→ Set of tasks:
- 1) Name every kind of amphibian listed in the text on Amphibian Ark below.
- 2) Transcribe a passage from the text on Amphibian Ark below, everything from "Conservation biologists refer" down to "health and wellness.".


    Since it was introduced in 1913, Clorox® Regular-Bleach has a long history of use in places where killing pathogens is critical — in hospitals, nursing homes, child-care centers and schools.

    “When we heard about Amphibian Ark’s campaign and learned that bleach played a critical role in its efforts, we wanted to help,” stated Mary O’Connell, public relations director at The Clorox Company. “Amphibian Ark really is creating an ark in what’s become a race to save frogs and other amphibians not from decline — but from extinction. How could we not help?”

    Conservation biologists refer to amphibians as “the canaries in the coal mine” — they are among the first species to be affected by environmental stressors, so when they show declines in the wild, it serves as a warning to other species, including humans. Amphibians — frogs, toads, salamanders, newts and caecilians — are vital members of a delicate ecosystem as well as important environmental indicators and contributors to human health and wellness.

    For information on how you can help or donate, go to

    About Amphibian Ark

    Amphibian Ark was founded by the IUCN/SSC Conservation Breeding Specialist Group (CBSG), the IUCN/SSC Amphibian Specialist Group (ASG), and the World Association of Zoos and Aquariums (WAZA) to carry out the emergency response component of the Amphibian Crisis Action Plan (ACAP), an overall plan to address the amphibian crisis that includes research, assessment, long-term conservation programs, and short-term emergency responses. Amphibian Ark will develop, promote, and guide short-term captive management of the most threatened amphibians that cannot be saved in the wild, buying valuable time to mitigate threats for species that would otherwise go extinct. Amphibian Ark supports the rescue of priority species and brings them into “protective custody” in dedicated biosecure facilities at zoos, aquariums, and other institutions around the world for safekeeping, breeding, and eventual release back into the wild when the original threats have been controlled. The Amphibian Ark plan requires $60 million in funding. Donations can be made to the Global Conservation Network, an IRS 501(c)3 that is part of the CBSG.

    About The Clorox Company

    The Clorox Company is a leading manufacturer and marketer of consumer products with fiscal year 2007 revenues of $4.8 billion. Clorox markets some of consumers’ most trusted and recognized brand names, including its namesake bleach and cleaning products, Armor All® and STP® auto-care products, Fresh Step® and Scoop Away® cat litter, Kingsford® charcoal, Hidden Valley® and K C Masterpiece® dressings and sauces, Brita® water-filtration systems, and Glad® bags, wraps and containers. With 7,800 employees worldwide, the company manufactures products in more than two dozen countries and markets them in more than 100 countries. Clorox is committed to making a positive difference in the communities where its employees work and live. Founded in 1980, The Clorox Company Foundation has awarded cash grants totaling more than $69.7 million to nonprofit organizations, schools and colleges. In fiscal 2007 alone, the foundation awarded $3.4 million in cash grants, and Cloroxmade product donations valued at $5.9 million. For more information about Clorox, visit

    *Organizations, including U.S. Geological Survey, recommend using a 1:10% solution of bleach to disinfect equipment that comes in contact with chytrid fungus.

→ Listed entries:
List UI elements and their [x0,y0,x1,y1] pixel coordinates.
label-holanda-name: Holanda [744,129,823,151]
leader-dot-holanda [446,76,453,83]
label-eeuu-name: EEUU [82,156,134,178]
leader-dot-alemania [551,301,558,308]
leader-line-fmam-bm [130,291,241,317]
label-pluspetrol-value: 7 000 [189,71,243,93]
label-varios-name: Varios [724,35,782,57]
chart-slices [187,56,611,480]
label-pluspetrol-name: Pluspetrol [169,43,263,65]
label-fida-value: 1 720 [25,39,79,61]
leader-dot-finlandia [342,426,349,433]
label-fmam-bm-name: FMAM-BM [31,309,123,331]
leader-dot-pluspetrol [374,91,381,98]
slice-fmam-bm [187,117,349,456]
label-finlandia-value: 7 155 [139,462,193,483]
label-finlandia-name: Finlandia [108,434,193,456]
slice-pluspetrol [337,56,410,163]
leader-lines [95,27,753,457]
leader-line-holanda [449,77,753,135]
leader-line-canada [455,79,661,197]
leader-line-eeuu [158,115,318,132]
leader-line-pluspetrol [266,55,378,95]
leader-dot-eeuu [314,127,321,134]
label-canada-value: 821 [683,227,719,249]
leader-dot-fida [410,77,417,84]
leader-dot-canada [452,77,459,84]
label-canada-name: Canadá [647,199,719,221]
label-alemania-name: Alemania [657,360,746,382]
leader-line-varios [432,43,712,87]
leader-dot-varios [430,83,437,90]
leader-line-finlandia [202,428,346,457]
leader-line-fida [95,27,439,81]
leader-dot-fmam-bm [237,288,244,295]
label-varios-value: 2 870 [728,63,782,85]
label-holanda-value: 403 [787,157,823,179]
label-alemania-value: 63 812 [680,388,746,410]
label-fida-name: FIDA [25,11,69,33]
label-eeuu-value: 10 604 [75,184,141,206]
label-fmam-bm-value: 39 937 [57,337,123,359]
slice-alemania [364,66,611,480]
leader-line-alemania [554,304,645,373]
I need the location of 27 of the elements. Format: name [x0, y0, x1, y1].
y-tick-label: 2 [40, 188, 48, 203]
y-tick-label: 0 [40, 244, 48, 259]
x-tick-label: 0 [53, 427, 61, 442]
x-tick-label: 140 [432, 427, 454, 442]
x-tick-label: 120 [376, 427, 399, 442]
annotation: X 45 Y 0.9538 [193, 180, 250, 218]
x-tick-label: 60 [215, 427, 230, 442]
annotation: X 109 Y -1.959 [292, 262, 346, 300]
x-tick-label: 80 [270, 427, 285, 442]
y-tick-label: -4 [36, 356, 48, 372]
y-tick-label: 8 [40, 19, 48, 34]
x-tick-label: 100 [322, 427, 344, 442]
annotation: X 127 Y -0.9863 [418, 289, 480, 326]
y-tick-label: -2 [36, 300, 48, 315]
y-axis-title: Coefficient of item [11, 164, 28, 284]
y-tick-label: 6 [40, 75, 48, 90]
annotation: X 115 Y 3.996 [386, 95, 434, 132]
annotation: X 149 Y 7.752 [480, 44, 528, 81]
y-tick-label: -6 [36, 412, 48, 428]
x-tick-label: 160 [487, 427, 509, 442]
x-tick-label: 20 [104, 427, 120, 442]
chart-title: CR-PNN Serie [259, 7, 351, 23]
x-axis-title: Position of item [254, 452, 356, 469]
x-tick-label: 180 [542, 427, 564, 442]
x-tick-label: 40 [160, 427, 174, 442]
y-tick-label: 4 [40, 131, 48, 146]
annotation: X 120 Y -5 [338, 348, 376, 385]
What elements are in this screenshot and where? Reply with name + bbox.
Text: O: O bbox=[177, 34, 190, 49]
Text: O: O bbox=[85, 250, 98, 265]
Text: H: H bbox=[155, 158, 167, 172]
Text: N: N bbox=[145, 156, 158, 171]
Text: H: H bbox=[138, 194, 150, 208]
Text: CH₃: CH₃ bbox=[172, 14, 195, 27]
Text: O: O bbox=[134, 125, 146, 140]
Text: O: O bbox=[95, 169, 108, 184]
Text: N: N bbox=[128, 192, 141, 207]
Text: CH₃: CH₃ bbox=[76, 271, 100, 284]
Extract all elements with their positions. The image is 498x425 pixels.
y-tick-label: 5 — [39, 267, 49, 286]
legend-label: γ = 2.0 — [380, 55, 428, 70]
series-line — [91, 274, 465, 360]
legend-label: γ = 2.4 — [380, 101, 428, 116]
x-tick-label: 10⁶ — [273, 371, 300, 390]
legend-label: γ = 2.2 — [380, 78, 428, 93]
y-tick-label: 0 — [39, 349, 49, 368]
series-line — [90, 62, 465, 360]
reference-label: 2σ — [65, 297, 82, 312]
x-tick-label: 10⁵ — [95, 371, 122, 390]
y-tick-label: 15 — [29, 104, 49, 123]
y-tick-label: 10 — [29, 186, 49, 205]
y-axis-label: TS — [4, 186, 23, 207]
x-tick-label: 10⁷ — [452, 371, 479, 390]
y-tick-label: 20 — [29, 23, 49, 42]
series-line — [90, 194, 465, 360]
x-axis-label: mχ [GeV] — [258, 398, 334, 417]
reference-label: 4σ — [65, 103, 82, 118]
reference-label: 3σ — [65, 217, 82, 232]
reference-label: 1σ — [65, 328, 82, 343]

→ Responses for each task:
- 1) Frogs, toads, salamanders, newts, caecilians

- 2)
Conservation biologists refer to amphibians as “the canaries in the coal mine” — they are among the first species to be affected by environmental stressors, so when they show declines in the wild, it serves as a warning to other species, including humans. Amphibians — frogs, toads, salamanders, newts and caecilians — are vital members of a delicate ecosystem as well as important environmental indicators and contributors to human health and wellness.